* **WRITTEN INSTRUCTION**: Scan the entries below. List each line with "отсутствует".

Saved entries
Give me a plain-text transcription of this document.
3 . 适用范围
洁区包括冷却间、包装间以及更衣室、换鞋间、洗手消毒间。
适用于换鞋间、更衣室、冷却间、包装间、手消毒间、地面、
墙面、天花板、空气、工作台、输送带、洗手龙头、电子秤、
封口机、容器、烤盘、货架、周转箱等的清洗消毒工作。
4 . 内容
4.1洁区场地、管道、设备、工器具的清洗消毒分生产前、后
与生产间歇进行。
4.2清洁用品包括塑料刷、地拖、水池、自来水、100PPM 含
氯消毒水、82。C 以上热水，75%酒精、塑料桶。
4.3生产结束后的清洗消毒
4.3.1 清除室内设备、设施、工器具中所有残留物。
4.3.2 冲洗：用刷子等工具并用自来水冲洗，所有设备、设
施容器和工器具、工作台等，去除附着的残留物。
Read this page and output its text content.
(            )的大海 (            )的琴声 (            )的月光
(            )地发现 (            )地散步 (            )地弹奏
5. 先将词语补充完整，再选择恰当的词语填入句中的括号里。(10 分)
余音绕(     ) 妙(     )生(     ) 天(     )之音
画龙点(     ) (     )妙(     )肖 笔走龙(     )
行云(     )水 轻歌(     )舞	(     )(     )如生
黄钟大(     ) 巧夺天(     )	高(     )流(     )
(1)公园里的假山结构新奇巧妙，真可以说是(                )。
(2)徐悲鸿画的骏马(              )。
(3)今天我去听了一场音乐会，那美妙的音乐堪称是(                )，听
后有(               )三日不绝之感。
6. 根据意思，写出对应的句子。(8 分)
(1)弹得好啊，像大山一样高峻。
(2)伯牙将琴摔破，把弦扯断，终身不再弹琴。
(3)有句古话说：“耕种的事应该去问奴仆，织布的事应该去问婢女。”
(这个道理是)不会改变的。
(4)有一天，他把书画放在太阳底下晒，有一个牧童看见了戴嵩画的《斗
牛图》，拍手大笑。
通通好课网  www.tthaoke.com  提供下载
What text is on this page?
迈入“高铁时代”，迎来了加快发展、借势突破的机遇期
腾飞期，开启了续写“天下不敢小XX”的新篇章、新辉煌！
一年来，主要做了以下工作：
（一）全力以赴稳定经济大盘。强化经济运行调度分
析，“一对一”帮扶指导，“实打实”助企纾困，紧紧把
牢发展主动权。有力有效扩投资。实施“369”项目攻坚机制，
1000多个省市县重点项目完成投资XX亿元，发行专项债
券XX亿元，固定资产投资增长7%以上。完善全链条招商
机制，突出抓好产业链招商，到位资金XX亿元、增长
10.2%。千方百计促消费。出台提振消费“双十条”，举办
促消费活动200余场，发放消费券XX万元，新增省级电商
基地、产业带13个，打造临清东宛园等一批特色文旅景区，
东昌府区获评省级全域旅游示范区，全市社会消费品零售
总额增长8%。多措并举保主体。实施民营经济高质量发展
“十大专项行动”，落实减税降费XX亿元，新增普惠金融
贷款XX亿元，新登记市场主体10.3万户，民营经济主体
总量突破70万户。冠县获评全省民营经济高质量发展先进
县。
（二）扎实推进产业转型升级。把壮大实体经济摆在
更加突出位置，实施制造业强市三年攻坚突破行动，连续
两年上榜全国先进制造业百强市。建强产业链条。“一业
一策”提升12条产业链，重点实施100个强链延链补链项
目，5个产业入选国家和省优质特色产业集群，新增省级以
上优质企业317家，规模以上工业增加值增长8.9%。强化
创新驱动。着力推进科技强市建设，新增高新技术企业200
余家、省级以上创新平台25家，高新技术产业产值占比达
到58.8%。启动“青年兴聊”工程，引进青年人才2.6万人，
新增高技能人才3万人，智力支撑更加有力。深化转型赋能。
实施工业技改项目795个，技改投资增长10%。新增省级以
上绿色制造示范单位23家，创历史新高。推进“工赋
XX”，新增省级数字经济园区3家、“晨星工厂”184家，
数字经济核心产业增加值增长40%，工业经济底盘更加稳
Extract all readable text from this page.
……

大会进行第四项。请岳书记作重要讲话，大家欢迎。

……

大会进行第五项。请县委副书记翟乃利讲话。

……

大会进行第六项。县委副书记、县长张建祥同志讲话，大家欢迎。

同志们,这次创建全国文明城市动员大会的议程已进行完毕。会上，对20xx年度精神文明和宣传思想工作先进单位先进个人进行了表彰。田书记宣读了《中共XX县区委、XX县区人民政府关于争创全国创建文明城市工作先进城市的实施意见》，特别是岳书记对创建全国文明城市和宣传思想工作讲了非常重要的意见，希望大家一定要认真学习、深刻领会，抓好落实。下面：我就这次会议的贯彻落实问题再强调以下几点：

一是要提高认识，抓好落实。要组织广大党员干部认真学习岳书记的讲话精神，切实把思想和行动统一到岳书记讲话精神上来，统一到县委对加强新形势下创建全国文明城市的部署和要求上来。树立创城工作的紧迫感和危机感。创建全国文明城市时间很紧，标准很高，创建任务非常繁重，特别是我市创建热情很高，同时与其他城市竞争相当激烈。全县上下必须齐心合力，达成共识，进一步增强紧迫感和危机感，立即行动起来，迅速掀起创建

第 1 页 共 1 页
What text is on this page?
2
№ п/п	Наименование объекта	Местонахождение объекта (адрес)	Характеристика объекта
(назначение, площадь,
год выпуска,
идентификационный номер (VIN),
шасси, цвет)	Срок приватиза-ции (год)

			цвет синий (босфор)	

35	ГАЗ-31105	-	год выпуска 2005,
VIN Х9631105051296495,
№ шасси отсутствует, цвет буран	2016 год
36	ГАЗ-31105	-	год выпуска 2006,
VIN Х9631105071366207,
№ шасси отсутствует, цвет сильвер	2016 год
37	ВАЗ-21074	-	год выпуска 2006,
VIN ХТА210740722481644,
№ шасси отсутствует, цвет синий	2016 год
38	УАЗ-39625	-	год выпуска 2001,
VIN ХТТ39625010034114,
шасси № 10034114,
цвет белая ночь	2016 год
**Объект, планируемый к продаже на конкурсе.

* **RESPONSE TO THE TASK**:
№ шасси отсутствует, цвет буран	2016 год
№ шасси отсутствует, цвет сильвер	2016 год
№ шасси отсутствует, цвет синий	2016 год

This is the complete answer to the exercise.